### Data to use
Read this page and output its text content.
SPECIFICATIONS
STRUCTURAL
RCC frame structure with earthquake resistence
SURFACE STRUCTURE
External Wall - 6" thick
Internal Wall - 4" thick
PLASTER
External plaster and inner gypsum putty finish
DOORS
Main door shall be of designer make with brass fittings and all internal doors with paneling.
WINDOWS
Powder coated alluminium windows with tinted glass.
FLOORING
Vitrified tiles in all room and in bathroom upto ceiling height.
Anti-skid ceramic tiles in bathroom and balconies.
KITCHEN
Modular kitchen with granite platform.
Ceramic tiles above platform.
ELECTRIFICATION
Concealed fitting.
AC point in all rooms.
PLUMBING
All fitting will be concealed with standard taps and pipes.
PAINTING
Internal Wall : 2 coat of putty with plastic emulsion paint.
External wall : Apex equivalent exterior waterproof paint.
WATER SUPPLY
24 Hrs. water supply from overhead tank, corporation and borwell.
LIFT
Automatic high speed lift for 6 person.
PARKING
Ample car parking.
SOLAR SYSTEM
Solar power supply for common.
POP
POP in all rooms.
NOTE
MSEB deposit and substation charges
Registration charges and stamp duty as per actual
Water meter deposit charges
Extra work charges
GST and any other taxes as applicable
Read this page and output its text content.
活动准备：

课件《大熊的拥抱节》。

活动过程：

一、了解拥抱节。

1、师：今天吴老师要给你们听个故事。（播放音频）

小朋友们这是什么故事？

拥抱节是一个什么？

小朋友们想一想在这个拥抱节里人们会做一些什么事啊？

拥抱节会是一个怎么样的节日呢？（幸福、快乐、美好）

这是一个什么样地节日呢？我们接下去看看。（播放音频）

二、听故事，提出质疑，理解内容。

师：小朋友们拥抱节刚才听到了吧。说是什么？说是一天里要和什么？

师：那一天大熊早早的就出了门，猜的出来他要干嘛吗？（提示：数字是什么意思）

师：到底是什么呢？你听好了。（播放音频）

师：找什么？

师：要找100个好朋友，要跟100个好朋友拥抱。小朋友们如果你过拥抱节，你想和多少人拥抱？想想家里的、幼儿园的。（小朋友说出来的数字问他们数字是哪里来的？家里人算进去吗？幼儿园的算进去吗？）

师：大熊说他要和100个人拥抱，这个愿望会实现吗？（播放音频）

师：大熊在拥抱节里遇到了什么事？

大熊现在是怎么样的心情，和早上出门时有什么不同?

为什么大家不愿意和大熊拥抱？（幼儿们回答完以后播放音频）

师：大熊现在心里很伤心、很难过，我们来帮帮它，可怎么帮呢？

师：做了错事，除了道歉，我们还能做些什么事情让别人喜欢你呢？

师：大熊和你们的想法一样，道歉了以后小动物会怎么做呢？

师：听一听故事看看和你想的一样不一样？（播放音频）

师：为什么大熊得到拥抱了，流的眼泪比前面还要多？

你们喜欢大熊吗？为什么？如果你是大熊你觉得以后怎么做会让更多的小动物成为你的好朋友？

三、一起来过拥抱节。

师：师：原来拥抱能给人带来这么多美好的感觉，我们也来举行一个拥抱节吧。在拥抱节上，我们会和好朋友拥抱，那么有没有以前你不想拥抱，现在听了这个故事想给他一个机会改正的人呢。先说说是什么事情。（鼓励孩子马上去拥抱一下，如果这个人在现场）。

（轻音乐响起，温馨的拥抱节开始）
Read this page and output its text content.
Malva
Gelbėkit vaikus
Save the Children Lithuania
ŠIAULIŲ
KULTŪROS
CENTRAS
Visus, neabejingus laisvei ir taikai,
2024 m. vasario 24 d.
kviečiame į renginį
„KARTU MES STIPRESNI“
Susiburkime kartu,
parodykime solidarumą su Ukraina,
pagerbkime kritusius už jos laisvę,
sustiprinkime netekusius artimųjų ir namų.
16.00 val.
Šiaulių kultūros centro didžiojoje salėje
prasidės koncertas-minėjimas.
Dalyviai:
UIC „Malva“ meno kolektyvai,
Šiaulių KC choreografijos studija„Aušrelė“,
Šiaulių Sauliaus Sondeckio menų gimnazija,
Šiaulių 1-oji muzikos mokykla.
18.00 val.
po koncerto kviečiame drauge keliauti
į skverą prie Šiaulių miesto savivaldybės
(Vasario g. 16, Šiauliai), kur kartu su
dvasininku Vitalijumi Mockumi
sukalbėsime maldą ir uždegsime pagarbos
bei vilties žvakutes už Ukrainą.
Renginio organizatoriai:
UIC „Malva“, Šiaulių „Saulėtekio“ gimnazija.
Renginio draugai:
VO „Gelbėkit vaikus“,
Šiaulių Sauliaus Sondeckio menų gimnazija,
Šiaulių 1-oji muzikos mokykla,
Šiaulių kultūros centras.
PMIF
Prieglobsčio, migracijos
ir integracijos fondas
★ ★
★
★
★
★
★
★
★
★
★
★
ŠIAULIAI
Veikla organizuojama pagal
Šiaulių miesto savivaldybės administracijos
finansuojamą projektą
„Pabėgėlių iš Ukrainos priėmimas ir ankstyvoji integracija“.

### Task objective
Which lines hold the word "savivaldybės"? Return all of them from the records above.

### Answer in full
į skverą prie Šiaulių miesto savivaldybės
Šiaulių miesto savivaldybės administracijos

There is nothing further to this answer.